▸ REQUIREMENT
Here are some records; copy every line that holds the word "Jönköpings".

begin

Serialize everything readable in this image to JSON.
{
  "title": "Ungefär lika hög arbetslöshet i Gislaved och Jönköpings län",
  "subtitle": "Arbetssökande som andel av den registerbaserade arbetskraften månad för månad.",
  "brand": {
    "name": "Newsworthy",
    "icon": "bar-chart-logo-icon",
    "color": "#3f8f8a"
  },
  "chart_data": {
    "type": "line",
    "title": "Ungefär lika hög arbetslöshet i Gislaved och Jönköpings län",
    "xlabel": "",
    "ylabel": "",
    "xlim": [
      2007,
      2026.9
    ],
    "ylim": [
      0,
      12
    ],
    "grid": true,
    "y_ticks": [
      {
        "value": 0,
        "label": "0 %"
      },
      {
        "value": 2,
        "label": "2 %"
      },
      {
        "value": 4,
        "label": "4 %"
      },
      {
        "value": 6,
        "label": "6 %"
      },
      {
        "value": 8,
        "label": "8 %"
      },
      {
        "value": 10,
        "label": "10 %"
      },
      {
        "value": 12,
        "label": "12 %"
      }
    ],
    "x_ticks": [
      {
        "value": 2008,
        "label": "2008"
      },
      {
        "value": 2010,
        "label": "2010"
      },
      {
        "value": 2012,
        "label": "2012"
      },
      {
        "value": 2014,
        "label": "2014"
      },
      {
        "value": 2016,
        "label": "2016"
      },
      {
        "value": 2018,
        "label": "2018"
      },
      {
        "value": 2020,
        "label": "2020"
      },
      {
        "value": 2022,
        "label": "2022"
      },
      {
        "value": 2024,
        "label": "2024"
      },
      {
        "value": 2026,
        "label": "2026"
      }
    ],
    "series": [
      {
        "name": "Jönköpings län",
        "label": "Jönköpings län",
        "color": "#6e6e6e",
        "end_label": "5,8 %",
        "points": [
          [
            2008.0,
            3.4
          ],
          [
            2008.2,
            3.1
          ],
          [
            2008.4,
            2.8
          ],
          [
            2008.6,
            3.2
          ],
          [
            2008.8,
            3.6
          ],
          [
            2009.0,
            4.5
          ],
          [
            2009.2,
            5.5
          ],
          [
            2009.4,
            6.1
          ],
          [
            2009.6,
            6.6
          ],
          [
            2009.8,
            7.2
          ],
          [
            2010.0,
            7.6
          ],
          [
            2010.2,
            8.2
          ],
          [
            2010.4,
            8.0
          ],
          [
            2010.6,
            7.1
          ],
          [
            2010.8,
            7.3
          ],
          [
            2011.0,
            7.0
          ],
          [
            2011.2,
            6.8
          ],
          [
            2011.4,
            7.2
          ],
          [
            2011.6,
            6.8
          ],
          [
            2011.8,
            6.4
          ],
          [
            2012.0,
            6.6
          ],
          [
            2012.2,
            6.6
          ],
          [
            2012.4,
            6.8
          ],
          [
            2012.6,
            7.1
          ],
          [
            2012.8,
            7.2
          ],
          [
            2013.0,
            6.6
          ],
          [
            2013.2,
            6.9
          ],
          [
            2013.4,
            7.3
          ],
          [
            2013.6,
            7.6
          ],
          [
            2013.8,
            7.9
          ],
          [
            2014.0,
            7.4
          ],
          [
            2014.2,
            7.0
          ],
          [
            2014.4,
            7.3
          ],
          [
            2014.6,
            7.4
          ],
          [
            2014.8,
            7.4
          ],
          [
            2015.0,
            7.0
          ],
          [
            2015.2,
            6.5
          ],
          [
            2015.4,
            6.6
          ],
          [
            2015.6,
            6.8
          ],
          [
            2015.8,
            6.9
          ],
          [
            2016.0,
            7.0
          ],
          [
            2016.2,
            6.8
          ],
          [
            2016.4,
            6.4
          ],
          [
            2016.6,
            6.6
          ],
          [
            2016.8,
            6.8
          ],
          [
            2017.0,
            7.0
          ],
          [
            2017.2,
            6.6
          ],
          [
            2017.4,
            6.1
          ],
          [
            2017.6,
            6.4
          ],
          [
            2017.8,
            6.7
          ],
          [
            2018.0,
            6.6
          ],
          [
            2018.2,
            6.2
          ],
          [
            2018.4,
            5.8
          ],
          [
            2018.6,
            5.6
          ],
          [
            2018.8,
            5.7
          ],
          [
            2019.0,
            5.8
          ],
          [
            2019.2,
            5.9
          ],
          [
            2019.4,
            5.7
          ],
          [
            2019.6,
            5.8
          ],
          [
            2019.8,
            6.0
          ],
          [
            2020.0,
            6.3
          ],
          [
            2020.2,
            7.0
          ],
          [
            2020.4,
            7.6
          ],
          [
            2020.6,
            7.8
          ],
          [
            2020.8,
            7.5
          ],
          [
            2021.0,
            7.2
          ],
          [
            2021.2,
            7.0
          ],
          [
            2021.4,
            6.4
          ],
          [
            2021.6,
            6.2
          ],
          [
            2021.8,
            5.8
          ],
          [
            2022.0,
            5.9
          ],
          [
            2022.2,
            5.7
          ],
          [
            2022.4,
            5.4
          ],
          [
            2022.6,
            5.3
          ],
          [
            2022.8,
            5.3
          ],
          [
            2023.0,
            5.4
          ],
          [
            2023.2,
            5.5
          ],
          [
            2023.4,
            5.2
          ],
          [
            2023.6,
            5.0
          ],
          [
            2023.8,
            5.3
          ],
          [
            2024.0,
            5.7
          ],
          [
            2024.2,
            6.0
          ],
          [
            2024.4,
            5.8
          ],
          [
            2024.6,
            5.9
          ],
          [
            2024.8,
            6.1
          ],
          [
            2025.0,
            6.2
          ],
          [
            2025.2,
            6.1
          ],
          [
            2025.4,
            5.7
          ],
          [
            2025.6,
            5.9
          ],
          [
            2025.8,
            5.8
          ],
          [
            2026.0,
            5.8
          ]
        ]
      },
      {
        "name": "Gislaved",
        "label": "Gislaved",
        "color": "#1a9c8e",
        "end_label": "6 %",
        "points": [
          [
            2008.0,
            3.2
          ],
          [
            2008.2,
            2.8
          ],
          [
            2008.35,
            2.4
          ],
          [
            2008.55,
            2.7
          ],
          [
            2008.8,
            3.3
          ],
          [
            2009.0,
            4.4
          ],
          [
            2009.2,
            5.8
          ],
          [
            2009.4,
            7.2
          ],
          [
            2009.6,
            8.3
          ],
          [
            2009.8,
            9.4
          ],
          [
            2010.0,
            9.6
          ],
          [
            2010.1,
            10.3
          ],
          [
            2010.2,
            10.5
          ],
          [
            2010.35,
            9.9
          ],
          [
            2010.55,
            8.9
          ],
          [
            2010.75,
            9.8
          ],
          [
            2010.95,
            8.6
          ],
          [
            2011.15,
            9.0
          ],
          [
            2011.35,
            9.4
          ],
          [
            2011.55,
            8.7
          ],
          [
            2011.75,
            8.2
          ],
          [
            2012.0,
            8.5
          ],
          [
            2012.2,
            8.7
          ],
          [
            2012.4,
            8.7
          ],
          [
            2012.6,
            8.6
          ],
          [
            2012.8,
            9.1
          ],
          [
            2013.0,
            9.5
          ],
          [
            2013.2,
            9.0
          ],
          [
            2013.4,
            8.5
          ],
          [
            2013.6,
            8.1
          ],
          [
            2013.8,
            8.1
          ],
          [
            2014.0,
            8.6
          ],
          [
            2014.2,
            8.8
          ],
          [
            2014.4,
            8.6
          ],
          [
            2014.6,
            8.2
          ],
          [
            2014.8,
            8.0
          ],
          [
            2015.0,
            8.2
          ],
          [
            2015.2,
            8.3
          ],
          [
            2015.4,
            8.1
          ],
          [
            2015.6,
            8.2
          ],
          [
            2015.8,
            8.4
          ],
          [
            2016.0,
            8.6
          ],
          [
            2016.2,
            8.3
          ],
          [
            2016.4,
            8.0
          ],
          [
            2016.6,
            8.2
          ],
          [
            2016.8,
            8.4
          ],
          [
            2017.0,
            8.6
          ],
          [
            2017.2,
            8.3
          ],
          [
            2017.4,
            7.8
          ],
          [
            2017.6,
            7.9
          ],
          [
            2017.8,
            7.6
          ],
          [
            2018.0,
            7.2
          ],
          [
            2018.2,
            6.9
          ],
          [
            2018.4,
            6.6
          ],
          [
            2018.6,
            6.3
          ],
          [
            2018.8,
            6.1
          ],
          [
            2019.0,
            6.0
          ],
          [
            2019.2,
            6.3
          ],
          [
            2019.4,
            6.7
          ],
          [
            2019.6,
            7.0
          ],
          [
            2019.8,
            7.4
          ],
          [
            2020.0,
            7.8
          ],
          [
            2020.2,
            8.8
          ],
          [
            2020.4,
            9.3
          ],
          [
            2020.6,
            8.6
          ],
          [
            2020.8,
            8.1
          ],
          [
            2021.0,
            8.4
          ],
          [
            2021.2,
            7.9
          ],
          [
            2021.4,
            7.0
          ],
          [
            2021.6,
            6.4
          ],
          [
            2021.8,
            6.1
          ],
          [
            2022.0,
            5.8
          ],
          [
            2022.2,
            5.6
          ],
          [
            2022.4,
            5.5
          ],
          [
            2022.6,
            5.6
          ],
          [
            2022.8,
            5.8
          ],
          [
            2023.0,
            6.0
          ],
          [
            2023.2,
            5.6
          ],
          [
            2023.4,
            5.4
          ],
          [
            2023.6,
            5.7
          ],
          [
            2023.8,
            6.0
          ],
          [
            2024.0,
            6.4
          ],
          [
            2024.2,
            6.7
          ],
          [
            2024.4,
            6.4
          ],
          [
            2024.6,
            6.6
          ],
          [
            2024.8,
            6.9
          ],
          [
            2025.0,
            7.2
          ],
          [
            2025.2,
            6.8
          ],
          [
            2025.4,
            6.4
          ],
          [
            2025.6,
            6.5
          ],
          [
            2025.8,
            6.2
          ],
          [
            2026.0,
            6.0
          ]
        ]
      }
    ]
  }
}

end

▸ RESULT
  "title": "Ungefär lika hög arbetslöshet i Gislaved och Jönköpings län",
    "title": "Ungefär lika hög arbetslöshet i Gislaved och Jönköpings län",
        "name": "Jönköpings län",
        "label": "Jönköpings län",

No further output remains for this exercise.